== MATERIALS PROVIDED

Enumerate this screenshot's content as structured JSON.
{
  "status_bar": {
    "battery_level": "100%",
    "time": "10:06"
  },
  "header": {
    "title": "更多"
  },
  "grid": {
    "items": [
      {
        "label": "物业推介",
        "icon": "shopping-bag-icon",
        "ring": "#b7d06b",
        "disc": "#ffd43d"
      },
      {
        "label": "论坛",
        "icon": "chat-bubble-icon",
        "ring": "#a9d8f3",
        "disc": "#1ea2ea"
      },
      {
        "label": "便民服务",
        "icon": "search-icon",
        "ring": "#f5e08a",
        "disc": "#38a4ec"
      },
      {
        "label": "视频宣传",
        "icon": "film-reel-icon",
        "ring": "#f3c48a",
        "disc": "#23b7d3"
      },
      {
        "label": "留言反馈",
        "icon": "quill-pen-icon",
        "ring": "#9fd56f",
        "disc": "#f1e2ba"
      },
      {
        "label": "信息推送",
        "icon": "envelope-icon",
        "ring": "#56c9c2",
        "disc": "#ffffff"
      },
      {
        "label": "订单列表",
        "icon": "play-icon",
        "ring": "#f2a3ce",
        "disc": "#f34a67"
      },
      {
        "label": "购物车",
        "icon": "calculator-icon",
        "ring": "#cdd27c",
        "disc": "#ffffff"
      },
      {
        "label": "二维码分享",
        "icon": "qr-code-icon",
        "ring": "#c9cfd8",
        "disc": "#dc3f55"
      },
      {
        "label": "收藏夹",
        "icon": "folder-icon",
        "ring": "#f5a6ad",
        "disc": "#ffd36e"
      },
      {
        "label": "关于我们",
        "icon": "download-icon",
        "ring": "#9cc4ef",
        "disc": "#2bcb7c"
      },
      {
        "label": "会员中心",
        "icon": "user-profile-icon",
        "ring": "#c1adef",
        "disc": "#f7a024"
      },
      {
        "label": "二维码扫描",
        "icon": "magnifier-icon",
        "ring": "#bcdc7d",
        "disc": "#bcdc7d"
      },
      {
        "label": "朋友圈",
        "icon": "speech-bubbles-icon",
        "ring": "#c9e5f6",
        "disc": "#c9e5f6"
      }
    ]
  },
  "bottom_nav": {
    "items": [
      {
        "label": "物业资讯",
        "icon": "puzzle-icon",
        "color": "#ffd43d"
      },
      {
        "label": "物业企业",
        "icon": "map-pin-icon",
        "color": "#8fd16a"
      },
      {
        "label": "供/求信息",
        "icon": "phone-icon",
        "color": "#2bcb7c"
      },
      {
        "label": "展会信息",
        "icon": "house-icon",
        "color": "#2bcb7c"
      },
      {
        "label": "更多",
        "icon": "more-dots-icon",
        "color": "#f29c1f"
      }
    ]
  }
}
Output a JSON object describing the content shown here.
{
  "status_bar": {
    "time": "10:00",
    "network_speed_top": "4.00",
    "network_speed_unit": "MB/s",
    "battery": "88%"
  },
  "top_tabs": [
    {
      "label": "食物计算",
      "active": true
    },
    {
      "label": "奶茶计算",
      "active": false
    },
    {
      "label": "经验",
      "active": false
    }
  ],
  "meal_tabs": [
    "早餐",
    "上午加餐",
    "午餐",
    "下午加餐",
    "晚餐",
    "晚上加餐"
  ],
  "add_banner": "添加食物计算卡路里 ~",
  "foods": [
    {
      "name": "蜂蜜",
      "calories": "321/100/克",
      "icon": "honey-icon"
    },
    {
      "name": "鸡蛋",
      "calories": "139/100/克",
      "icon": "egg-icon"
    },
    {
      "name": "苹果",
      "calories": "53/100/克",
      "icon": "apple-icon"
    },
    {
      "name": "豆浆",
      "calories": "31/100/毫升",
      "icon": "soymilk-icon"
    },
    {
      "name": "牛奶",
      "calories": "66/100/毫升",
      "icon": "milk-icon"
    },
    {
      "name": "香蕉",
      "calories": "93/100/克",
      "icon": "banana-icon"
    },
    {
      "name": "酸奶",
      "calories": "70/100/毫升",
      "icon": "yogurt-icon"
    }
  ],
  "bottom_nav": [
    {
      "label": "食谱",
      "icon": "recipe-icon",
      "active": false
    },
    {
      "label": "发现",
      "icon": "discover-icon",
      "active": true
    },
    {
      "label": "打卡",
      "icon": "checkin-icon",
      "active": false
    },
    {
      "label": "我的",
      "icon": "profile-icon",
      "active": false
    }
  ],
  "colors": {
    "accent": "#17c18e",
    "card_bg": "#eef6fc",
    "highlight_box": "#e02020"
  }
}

====
== MATERIALS PROVIDED

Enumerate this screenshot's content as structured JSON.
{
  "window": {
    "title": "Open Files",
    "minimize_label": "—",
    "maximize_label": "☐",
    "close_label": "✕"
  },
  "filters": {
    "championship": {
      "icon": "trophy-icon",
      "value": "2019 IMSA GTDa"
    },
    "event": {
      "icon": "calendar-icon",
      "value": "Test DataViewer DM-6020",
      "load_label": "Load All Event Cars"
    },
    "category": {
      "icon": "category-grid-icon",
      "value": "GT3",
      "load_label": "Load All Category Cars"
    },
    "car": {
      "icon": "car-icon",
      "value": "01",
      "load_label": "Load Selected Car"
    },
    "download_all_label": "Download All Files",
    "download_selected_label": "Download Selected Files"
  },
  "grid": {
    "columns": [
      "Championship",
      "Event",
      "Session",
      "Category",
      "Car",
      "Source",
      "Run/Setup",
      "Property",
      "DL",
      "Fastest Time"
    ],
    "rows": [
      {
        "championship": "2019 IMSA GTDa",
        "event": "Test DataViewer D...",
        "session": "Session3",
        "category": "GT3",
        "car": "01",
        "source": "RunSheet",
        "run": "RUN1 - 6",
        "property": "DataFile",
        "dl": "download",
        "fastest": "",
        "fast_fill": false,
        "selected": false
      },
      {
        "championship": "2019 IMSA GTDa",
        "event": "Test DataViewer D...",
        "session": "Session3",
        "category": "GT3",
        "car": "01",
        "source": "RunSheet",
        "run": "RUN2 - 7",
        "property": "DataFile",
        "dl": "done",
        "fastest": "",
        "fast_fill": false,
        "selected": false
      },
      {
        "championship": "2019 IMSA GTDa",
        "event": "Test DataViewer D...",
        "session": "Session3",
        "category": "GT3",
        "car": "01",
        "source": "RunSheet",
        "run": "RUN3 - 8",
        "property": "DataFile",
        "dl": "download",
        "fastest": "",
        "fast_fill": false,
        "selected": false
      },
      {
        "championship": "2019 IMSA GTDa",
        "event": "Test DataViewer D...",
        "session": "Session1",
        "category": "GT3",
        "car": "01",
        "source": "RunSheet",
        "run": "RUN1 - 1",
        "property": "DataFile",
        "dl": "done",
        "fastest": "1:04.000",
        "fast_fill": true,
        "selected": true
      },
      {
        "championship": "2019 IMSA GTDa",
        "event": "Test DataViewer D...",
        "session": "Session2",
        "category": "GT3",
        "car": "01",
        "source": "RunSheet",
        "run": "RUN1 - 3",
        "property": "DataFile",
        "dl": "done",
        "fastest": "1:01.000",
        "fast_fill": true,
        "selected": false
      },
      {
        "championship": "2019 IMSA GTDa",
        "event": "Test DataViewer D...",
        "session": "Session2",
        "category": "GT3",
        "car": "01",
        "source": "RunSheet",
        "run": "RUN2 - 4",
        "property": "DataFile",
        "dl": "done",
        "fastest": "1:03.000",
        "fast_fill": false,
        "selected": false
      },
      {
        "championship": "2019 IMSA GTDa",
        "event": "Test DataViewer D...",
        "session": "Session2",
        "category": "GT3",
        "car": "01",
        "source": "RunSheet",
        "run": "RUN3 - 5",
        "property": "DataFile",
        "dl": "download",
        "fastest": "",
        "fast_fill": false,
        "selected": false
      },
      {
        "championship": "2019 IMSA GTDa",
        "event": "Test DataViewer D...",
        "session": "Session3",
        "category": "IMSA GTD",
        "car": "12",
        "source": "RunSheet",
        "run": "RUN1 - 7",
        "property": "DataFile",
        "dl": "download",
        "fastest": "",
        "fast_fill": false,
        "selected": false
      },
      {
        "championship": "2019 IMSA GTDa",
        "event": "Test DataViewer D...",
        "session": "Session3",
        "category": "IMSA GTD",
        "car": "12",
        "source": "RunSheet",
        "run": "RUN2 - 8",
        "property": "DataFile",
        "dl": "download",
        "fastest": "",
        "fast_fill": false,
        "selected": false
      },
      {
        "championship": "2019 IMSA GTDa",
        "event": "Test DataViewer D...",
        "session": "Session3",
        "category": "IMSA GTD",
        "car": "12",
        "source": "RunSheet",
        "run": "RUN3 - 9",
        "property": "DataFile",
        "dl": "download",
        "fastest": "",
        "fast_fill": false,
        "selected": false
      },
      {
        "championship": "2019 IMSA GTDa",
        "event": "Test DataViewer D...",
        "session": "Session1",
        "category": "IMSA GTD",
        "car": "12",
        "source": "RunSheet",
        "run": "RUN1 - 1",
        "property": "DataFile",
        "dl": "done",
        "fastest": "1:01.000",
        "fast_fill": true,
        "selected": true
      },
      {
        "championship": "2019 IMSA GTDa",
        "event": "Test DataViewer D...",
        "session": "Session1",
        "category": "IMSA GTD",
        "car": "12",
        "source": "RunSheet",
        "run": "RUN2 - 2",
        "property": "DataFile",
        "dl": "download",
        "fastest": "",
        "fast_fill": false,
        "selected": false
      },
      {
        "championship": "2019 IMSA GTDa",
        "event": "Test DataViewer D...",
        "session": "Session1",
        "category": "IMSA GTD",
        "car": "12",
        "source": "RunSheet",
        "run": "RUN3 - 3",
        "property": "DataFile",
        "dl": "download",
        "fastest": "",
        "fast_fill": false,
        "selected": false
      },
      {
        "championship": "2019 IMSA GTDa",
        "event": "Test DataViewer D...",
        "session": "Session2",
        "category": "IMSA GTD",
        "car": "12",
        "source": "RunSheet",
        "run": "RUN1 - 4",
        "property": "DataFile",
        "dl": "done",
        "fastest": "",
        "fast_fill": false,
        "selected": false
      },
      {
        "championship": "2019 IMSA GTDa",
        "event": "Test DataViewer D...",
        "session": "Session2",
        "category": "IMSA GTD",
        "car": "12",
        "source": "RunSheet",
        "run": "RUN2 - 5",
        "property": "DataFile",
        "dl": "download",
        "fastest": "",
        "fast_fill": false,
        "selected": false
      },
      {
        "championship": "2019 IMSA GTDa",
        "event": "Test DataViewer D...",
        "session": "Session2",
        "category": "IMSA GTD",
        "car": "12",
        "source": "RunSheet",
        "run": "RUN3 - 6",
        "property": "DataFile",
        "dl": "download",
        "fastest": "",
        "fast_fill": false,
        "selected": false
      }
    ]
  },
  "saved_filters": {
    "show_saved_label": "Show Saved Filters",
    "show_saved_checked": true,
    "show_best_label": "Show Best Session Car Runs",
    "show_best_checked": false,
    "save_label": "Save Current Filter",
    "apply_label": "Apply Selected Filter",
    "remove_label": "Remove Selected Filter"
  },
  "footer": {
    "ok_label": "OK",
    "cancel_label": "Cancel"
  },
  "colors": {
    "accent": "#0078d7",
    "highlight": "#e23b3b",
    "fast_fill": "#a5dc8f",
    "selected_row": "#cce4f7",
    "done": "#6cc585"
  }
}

====

* **BRIEF**
Copy each line of the data above that holds "profile".

* **COMPLETE ANSWER**
        "icon": "user-profile-icon",
      "icon": "profile-icon",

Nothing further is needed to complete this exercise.